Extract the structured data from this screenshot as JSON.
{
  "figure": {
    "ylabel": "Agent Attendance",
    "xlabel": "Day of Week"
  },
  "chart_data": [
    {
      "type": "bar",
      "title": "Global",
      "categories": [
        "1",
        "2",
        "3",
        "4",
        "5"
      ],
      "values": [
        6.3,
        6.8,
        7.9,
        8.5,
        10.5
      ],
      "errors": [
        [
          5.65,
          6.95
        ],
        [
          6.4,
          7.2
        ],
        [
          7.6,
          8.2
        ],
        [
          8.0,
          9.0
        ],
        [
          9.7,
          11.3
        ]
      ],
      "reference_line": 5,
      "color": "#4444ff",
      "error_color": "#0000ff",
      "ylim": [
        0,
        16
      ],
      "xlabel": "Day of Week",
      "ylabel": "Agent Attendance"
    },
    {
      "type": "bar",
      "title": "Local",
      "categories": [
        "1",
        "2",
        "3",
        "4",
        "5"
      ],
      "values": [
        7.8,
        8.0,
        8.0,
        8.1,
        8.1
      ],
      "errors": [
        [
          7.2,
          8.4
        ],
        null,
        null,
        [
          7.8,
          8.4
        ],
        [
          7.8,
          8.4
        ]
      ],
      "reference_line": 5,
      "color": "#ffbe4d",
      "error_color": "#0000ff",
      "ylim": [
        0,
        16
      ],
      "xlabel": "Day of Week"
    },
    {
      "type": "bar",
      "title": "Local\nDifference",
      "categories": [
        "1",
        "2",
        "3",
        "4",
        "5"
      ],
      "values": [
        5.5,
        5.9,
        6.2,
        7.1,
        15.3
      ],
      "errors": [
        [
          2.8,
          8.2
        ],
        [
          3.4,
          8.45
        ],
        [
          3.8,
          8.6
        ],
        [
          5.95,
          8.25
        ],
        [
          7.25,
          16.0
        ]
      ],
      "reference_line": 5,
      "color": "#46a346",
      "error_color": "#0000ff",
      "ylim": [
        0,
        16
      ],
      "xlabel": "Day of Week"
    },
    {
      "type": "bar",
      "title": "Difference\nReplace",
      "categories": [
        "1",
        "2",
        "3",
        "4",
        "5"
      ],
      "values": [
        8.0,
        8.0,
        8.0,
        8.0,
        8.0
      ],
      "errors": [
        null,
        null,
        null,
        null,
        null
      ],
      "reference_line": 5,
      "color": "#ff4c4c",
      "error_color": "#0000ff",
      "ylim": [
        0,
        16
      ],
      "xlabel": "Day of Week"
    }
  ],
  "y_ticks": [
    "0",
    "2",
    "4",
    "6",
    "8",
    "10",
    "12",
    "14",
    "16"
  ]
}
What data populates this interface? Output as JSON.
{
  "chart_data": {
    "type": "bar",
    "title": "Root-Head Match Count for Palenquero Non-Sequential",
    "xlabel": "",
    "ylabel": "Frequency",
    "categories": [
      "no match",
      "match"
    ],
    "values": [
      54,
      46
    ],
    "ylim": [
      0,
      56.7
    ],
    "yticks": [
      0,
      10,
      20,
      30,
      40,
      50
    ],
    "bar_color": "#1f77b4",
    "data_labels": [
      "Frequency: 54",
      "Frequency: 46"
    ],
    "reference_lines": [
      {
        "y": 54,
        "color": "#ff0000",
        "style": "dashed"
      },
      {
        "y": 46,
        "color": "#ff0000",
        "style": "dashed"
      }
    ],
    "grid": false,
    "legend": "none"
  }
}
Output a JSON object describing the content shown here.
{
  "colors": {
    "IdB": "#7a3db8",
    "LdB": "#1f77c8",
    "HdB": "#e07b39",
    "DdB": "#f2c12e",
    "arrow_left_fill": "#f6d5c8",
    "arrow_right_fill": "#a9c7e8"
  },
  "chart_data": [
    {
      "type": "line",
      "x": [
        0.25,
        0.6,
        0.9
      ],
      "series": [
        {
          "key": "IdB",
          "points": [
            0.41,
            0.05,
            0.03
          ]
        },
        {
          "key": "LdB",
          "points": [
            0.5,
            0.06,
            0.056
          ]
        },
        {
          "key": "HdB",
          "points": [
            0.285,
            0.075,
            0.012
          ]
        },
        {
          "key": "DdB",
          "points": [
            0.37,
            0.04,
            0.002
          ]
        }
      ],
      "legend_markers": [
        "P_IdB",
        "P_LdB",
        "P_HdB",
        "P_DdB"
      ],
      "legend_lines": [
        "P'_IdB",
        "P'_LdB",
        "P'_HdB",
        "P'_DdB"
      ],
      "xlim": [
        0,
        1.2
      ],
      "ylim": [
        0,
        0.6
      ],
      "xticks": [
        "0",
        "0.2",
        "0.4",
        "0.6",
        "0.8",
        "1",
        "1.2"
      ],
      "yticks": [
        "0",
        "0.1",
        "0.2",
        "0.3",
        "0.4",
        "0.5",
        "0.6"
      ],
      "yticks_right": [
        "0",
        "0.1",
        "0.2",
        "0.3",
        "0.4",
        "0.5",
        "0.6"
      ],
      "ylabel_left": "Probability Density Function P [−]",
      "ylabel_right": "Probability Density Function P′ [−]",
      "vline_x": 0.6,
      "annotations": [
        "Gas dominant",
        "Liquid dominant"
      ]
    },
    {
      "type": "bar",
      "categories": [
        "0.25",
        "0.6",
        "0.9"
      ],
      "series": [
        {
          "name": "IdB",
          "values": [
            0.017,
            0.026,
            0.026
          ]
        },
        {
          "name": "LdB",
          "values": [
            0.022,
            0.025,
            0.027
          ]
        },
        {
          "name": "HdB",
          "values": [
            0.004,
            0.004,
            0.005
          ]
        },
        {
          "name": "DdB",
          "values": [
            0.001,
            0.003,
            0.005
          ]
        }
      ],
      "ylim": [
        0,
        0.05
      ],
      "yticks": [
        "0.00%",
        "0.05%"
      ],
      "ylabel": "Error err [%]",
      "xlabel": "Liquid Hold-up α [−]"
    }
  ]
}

__REQUEST__: Write each line above out exactly.

__EXPECTED ANSWER__:
Extract the structured data from this screenshot as JSON.
{
  "figure": {
    "ylabel": "Agent Attendance",
    "xlabel": "Day of Week"
  },
  "chart_data": [
    {
      "type": "bar",
      "title": "Global",
      "categories": [
        "1",
        "2",
        "3",
        "4",
        "5"
      ],
      "values": [
        6.3,
        6.8,
        7.9,
        8.5,
        10.5
      ],
      "errors": [
        [
          5.65,
          6.95
        ],
        [
          6.4,
          7.2
        ],
        [
          7.6,
          8.2
        ],
        [
          8.0,
          9.0
        ],
        [
          9.7,
          11.3
        ]
      ],
      "reference_line": 5,
      "color": "#4444ff",
      "error_color": "#0000ff",
      "ylim": [
        0,
        16
      ],
      "xlabel": "Day of Week",
      "ylabel": "Agent Attendance"
    },
    {
      "type": "bar",
      "title": "Local",
      "categories": [
        "1",
        "2",
        "3",
        "4",
        "5"
      ],
      "values": [
        7.8,
        8.0,
        8.0,
        8.1,
        8.1
      ],
      "errors": [
        [
          7.2,
          8.4
        ],
        null,
        null,
        [
          7.8,
          8.4
        ],
        [
          7.8,
          8.4
        ]
      ],
      "reference_line": 5,
      "color": "#ffbe4d",
      "error_color": "#0000ff",
      "ylim": [
        0,
        16
      ],
      "xlabel": "Day of Week"
    },
    {
      "type": "bar",
      "title": "Local\nDifference",
      "categories": [
        "1",
        "2",
        "3",
        "4",
        "5"
      ],
      "values": [
        5.5,
        5.9,
        6.2,
        7.1,
        15.3
      ],
      "errors": [
        [
          2.8,
          8.2
        ],
        [
          3.4,
          8.45
        ],
        [
          3.8,
          8.6
        ],
        [
          5.95,
          8.25
        ],
        [
          7.25,
          16.0
        ]
      ],
      "reference_line": 5,
      "color": "#46a346",
      "error_color": "#0000ff",
      "ylim": [
        0,
        16
      ],
      "xlabel": "Day of Week"
    },
    {
      "type": "bar",
      "title": "Difference\nReplace",
      "categories": [
        "1",
        "2",
        "3",
        "4",
        "5"
      ],
      "values": [
        8.0,
        8.0,
        8.0,
        8.0,
        8.0
      ],
      "errors": [
        null,
        null,
        null,
        null,
        null
      ],
      "reference_line": 5,
      "color": "#ff4c4c",
      "error_color": "#0000ff",
      "ylim": [
        0,
        16
      ],
      "xlabel": "Day of Week"
    }
  ],
  "y_ticks": [
    "0",
    "2",
    "4",
    "6",
    "8",
    "10",
    "12",
    "14",
    "16"
  ]
}
What data populates this interface? Output as JSON.
{
  "chart_data": {
    "type": "bar",
    "title": "Root-Head Match Count for Palenquero Non-Sequential",
    "xlabel": "",
    "ylabel": "Frequency",
    "categories": [
      "no match",
      "match"
    ],
    "values": [
      54,
      46
    ],
    "ylim": [
      0,
      56.7
    ],
    "yticks": [
      0,
      10,
      20,
      30,
      40,
      50
    ],
    "bar_color": "#1f77b4",
    "data_labels": [
      "Frequency: 54",
      "Frequency: 46"
    ],
    "reference_lines": [
      {
        "y": 54,
        "color": "#ff0000",
        "style": "dashed"
      },
      {
        "y": 46,
        "color": "#ff0000",
        "style": "dashed"
      }
    ],
    "grid": false,
    "legend": "none"
  }
}
Output a JSON object describing the content shown here.
{
  "colors": {
    "IdB": "#7a3db8",
    "LdB": "#1f77c8",
    "HdB": "#e07b39",
    "DdB": "#f2c12e",
    "arrow_left_fill": "#f6d5c8",
    "arrow_right_fill": "#a9c7e8"
  },
  "chart_data": [
    {
      "type": "line",
      "x": [
        0.25,
        0.6,
        0.9
      ],
      "series": [
        {
          "key": "IdB",
          "points": [
            0.41,
            0.05,
            0.03
          ]
        },
        {
          "key": "LdB",
          "points": [
            0.5,
            0.06,
            0.056
          ]
        },
        {
          "key": "HdB",
          "points": [
            0.285,
            0.075,
            0.012
          ]
        },
        {
          "key": "DdB",
          "points": [
            0.37,
            0.04,
            0.002
          ]
        }
      ],
      "legend_markers": [
        "P_IdB",
        "P_LdB",
        "P_HdB",
        "P_DdB"
      ],
      "legend_lines": [
        "P'_IdB",
        "P'_LdB",
        "P'_HdB",
        "P'_DdB"
      ],
      "xlim": [
        0,
        1.2
      ],
      "ylim": [
        0,
        0.6
      ],
      "xticks": [
        "0",
        "0.2",
        "0.4",
        "0.6",
        "0.8",
        "1",
        "1.2"
      ],
      "yticks": [
        "0",
        "0.1",
        "0.2",
        "0.3",
        "0.4",
        "0.5",
        "0.6"
      ],
      "yticks_right": [
        "0",
        "0.1",
        "0.2",
        "0.3",
        "0.4",
        "0.5",
        "0.6"
      ],
      "ylabel_left": "Probability Density Function P [−]",
      "ylabel_right": "Probability Density Function P′ [−]",
      "vline_x": 0.6,
      "annotations": [
        "Gas dominant",
        "Liquid dominant"
      ]
    },
    {
      "type": "bar",
      "categories": [
        "0.25",
        "0.6",
        "0.9"
      ],
      "series": [
        {
          "name": "IdB",
          "values": [
            0.017,
            0.026,
            0.026
          ]
        },
        {
          "name": "LdB",
          "values": [
            0.022,
            0.025,
            0.027
          ]
        },
        {
          "name": "HdB",
          "values": [
            0.004,
            0.004,
            0.005
          ]
        },
        {
          "name": "DdB",
          "values": [
            0.001,
            0.003,
            0.005
          ]
        }
      ],
      "ylim": [
        0,
        0.05
      ],
      "yticks": [
        "0.00%",
        "0.05%"
      ],
      "ylabel": "Error err [%]",
      "xlabel": "Liquid Hold-up α [−]"
    }
  ]
}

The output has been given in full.